#### Objective:
Every line that includes the word "image" is to be listed.

#### Information shown:
^^^^^^^^

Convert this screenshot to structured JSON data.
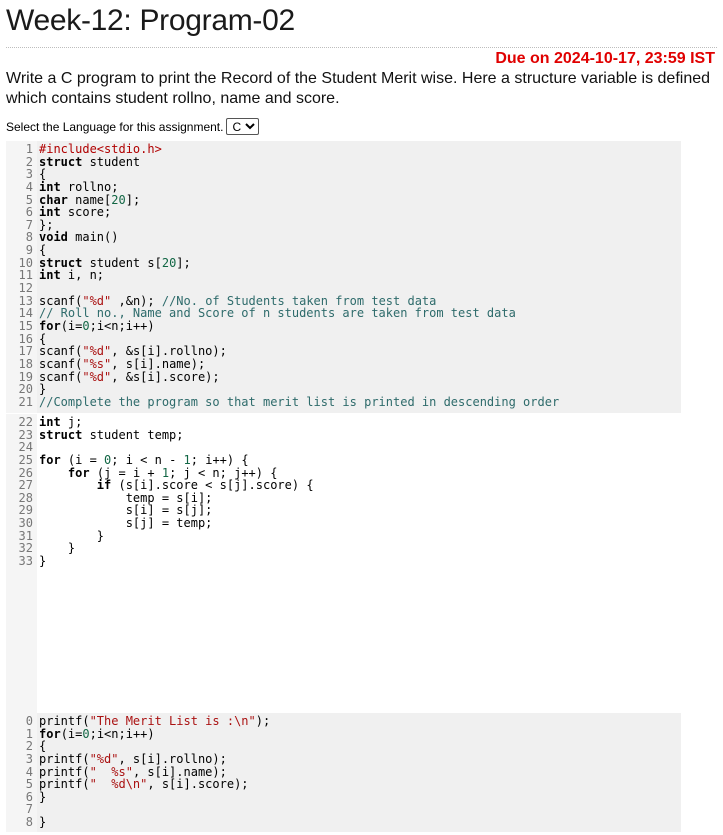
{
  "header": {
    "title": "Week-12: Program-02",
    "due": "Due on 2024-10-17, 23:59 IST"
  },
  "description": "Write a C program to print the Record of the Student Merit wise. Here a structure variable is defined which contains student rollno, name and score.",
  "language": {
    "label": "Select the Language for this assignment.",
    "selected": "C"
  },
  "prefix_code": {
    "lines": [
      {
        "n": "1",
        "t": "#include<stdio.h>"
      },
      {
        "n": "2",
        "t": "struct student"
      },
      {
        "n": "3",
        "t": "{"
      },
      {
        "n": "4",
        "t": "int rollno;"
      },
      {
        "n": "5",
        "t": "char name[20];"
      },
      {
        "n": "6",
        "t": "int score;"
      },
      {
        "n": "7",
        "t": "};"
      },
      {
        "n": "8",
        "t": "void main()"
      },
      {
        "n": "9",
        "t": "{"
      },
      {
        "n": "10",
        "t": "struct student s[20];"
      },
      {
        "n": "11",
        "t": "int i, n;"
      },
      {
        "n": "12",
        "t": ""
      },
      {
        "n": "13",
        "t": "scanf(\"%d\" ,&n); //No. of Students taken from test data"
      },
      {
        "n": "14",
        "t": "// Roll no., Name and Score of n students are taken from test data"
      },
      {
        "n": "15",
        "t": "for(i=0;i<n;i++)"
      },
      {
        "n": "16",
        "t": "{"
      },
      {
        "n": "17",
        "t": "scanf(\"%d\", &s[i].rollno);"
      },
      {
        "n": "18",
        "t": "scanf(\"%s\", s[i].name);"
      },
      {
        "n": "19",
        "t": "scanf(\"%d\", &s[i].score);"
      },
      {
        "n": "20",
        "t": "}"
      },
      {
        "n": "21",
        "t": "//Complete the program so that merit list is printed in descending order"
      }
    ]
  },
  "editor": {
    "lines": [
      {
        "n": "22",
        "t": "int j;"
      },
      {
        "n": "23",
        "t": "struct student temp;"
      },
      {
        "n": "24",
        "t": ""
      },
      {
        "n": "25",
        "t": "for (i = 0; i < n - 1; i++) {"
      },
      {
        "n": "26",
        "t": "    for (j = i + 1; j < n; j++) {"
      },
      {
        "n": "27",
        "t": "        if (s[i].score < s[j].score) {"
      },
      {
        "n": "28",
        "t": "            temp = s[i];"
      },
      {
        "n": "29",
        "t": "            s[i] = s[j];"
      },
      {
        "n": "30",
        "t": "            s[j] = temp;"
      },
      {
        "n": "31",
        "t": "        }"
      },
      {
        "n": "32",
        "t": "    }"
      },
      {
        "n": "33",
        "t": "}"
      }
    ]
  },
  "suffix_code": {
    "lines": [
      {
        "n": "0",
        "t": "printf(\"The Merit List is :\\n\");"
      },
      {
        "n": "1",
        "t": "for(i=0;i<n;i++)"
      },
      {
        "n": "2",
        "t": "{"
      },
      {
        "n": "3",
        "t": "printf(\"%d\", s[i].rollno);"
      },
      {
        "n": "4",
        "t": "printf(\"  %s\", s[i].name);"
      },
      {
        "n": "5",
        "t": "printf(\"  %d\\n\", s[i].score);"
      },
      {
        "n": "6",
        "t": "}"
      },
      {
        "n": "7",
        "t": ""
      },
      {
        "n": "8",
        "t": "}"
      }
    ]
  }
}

^^^^^^^^

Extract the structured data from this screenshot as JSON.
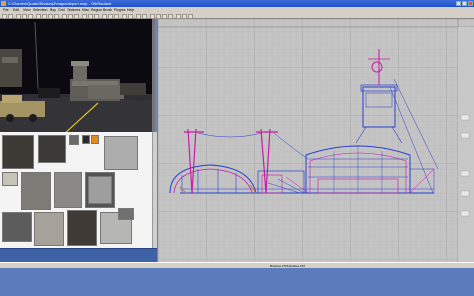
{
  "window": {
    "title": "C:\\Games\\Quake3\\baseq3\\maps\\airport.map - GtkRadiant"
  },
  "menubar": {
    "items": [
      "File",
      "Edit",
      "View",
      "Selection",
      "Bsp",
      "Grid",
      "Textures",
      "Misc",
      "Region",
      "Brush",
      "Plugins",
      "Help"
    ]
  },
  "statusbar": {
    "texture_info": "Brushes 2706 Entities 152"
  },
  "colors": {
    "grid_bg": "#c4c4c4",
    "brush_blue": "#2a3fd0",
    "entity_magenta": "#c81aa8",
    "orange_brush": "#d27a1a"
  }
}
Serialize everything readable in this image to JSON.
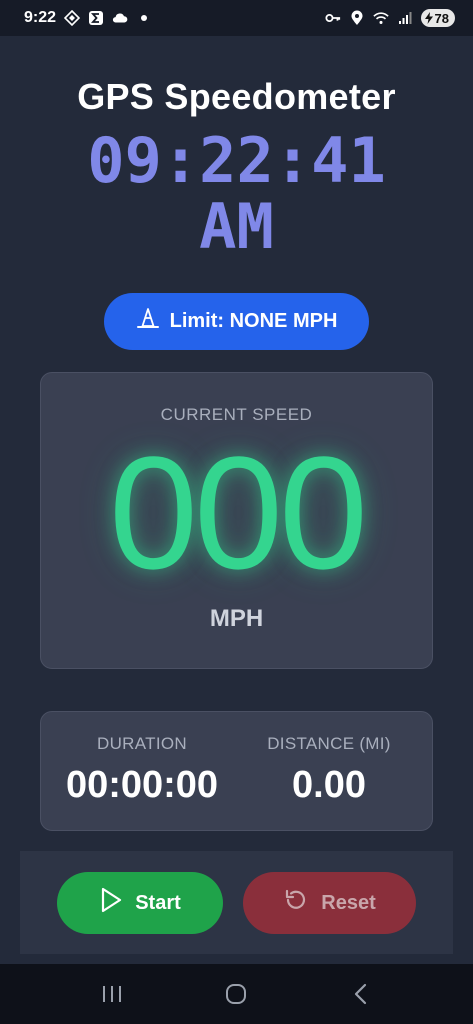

^^^^^^^^

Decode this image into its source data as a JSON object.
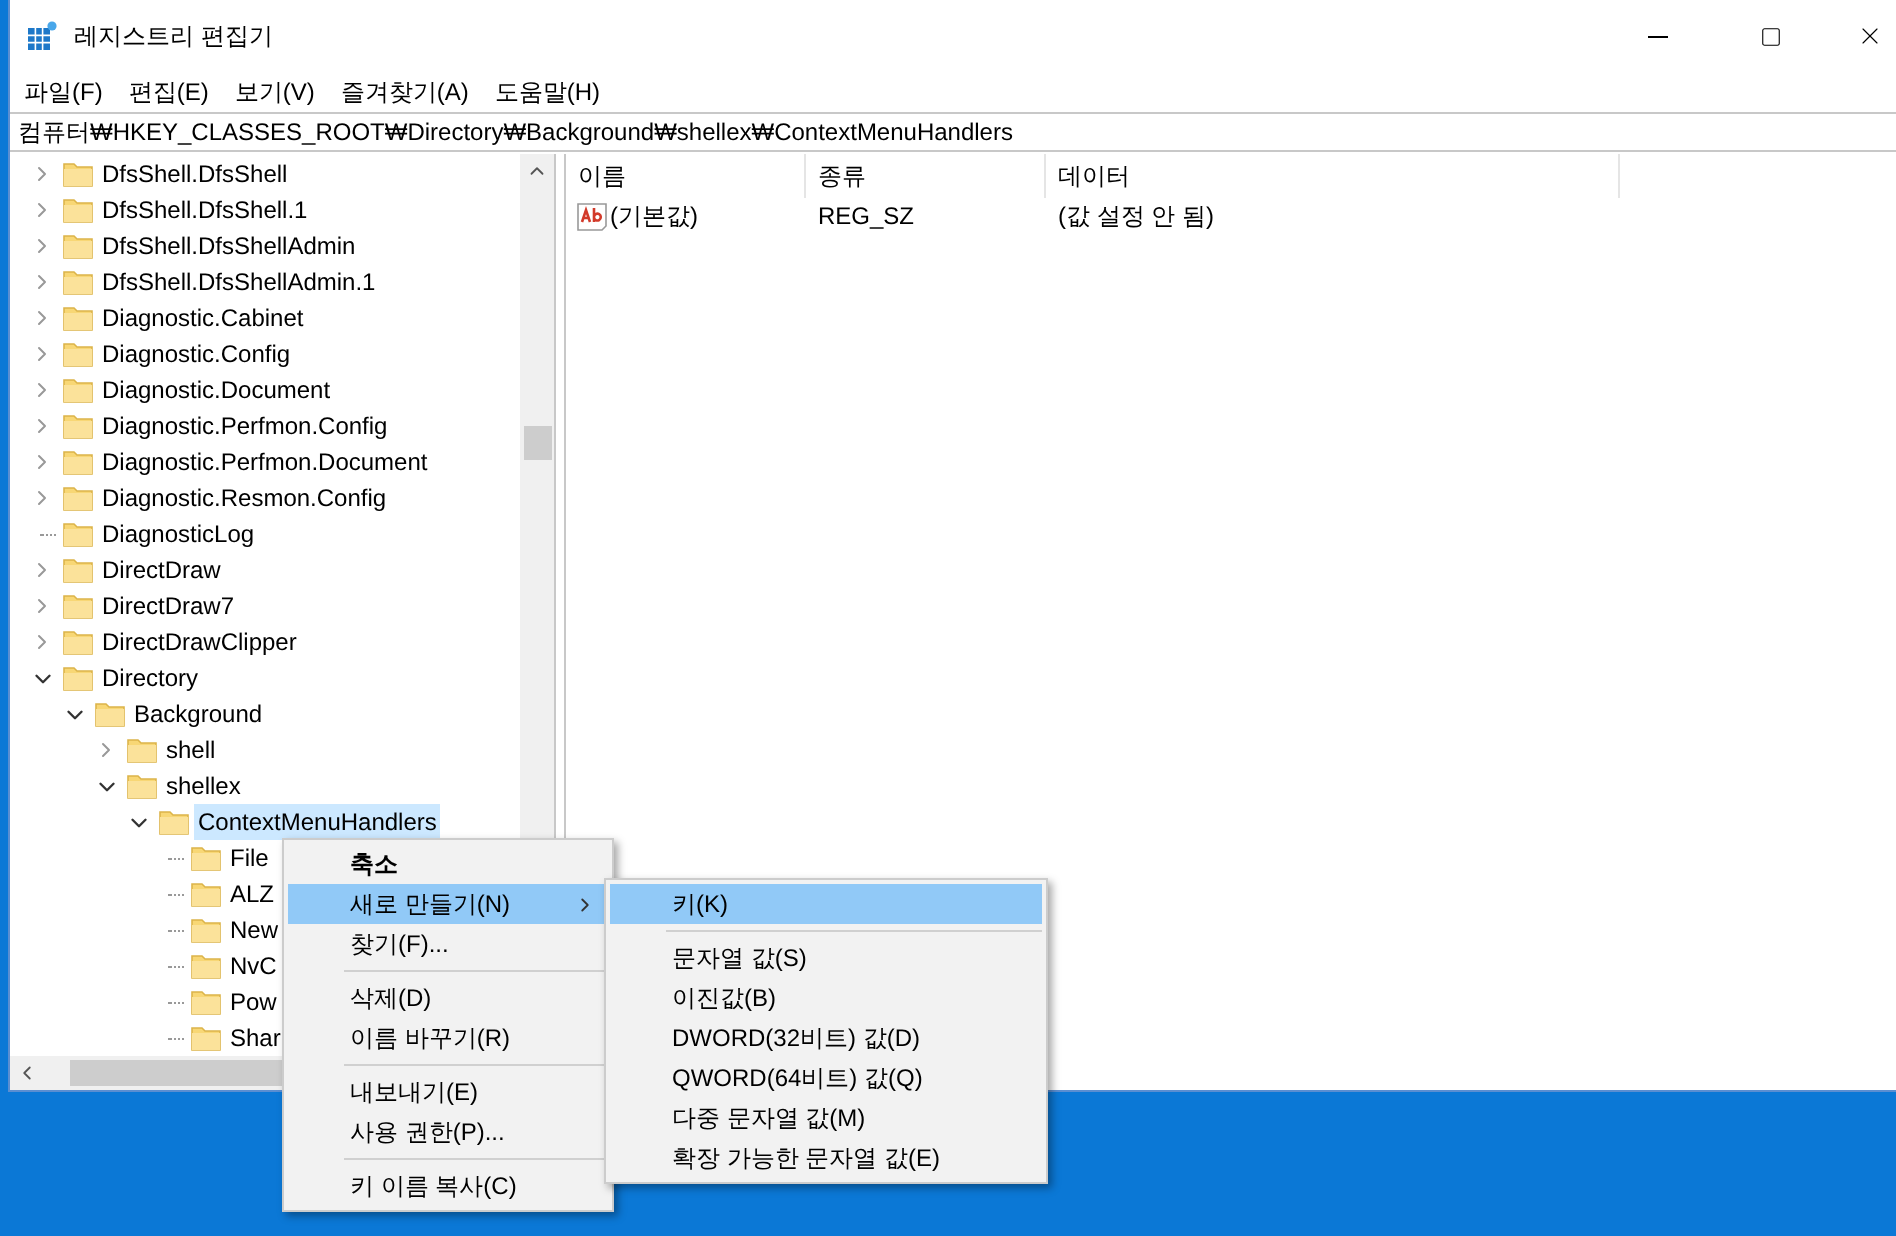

^^^^^^^^

#### Output of the exercise:
Serialize everything readable in this image to JSON.
Decode this image into its source data as a JSON object.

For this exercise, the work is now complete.